Exercise goal:
In the records that follow, locate every line with "them" and extract it.

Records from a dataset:
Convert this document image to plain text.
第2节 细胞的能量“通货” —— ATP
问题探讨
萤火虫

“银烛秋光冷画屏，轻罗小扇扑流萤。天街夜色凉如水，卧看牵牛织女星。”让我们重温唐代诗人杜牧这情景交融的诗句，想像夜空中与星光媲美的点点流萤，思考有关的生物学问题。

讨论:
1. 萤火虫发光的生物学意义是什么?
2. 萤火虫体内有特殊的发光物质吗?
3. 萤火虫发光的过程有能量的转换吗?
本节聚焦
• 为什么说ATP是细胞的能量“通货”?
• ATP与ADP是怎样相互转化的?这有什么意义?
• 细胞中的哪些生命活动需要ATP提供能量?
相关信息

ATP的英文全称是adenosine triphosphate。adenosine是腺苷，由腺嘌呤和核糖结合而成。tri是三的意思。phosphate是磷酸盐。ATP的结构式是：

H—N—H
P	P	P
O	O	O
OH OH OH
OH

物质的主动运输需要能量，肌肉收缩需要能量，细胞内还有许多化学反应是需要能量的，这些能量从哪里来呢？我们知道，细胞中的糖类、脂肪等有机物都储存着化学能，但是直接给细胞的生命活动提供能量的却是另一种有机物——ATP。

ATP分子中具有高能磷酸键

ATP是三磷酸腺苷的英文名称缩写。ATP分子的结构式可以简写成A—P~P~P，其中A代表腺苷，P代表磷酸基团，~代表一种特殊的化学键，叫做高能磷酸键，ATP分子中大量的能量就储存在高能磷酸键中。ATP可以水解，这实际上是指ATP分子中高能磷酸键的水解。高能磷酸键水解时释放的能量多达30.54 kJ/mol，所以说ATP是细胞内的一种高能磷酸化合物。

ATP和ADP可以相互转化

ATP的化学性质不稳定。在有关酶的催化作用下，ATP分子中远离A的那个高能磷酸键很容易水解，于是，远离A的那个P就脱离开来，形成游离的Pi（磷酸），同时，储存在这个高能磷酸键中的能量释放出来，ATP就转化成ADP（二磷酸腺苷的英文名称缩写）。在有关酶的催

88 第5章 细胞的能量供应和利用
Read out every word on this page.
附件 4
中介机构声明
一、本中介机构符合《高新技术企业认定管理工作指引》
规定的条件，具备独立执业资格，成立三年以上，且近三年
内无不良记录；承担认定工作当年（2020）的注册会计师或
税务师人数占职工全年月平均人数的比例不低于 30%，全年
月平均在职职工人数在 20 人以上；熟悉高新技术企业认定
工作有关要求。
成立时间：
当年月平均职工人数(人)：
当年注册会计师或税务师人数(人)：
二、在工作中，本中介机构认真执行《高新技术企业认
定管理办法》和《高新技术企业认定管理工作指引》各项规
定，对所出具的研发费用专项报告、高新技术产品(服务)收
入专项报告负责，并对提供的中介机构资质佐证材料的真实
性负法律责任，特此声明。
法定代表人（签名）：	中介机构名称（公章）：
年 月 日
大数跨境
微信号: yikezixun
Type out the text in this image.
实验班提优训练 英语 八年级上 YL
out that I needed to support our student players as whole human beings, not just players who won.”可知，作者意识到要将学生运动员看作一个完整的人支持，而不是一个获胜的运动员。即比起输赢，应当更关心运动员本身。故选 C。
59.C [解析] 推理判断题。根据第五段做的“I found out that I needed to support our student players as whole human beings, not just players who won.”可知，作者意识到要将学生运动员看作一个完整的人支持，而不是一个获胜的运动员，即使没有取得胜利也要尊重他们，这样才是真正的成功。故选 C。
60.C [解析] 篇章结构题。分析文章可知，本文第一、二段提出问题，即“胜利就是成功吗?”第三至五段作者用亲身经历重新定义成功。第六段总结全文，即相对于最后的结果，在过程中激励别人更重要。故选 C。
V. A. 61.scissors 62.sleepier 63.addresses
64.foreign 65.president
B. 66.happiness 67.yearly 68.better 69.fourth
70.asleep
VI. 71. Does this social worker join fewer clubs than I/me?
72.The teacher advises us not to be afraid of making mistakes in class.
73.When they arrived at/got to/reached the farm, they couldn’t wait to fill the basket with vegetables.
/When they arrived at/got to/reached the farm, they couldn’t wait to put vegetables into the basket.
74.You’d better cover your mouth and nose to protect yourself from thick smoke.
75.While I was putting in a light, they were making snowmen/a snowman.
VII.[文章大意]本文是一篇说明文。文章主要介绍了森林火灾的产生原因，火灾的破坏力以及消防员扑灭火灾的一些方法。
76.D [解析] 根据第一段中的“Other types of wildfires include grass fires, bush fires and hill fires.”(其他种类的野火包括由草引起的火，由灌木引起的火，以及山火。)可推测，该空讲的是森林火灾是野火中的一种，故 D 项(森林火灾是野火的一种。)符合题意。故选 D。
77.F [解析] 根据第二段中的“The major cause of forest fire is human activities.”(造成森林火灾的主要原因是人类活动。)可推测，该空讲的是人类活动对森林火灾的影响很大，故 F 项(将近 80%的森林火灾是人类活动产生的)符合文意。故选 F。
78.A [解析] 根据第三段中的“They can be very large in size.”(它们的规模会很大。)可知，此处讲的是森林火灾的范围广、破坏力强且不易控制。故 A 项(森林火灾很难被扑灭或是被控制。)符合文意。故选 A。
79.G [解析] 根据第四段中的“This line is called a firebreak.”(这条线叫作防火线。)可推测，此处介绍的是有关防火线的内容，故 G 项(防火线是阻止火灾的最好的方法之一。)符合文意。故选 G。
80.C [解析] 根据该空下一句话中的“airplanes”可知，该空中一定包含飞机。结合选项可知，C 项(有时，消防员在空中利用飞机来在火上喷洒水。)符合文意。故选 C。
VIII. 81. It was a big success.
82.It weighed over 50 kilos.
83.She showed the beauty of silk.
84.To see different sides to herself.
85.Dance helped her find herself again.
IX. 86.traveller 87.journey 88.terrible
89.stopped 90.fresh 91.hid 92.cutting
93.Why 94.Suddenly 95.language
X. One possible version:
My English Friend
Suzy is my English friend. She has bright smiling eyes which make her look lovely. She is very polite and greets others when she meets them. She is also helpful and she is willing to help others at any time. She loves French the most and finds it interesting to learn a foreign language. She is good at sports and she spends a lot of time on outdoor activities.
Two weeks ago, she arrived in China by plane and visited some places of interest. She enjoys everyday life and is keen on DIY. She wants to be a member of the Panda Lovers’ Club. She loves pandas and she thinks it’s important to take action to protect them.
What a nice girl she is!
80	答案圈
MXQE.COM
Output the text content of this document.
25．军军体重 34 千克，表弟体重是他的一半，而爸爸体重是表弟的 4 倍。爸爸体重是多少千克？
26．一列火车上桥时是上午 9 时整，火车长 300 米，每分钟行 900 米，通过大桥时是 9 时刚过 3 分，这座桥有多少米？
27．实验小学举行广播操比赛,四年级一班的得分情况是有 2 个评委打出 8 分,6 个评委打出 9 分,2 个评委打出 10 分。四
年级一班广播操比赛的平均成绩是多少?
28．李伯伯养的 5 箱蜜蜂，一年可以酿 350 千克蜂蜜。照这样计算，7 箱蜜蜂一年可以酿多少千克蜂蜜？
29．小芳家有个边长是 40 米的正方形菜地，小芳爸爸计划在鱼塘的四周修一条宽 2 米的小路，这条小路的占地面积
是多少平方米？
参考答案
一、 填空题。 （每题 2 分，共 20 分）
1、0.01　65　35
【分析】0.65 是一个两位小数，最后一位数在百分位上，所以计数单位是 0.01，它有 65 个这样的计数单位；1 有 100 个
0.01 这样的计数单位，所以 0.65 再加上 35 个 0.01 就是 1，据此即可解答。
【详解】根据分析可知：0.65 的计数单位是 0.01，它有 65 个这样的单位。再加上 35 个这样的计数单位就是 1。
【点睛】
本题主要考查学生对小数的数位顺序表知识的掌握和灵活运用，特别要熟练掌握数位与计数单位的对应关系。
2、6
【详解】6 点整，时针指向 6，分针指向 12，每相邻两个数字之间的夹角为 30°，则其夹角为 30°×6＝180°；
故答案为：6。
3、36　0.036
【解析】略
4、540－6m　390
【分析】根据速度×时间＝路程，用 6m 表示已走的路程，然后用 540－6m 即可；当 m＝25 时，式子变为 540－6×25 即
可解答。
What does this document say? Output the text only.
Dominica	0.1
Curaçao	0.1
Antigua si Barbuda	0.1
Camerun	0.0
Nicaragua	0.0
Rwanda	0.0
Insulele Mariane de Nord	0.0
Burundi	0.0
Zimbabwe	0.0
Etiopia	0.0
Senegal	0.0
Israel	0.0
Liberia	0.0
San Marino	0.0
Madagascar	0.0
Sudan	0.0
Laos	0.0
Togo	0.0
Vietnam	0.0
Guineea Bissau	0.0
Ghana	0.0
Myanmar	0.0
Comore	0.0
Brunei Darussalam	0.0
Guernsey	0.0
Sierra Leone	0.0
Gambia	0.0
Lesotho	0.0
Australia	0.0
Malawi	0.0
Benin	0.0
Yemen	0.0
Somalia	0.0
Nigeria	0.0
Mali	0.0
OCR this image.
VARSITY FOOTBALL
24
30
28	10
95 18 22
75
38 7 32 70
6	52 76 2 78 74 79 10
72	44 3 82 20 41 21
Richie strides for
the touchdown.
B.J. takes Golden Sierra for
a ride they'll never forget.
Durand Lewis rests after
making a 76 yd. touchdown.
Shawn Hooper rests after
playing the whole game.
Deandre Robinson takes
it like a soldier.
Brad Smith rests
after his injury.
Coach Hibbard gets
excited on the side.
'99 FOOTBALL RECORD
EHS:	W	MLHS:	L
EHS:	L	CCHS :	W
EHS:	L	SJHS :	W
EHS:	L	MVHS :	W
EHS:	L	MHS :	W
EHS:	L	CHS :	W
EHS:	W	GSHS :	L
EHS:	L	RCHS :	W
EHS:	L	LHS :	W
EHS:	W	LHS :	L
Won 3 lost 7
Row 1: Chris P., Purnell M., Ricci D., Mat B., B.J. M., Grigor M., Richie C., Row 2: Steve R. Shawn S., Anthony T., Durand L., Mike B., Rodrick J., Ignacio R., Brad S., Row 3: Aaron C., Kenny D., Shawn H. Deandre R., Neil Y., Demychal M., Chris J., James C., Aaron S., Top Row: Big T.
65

Correct response:
Suzy is my English friend. She has bright smiling eyes which make her look lovely. She is very polite and greets others when she meets them. She is also helpful and she is willing to help others at any time. She loves French the most and finds it interesting to learn a foreign language. She is good at sports and she spends a lot of time on outdoor activities.
Two weeks ago, she arrived in China by plane and visited some places of interest. She enjoys everyday life and is keen on DIY. She wants to be a member of the Panda Lovers’ Club. She loves pandas and she thinks it’s important to take action to protect them.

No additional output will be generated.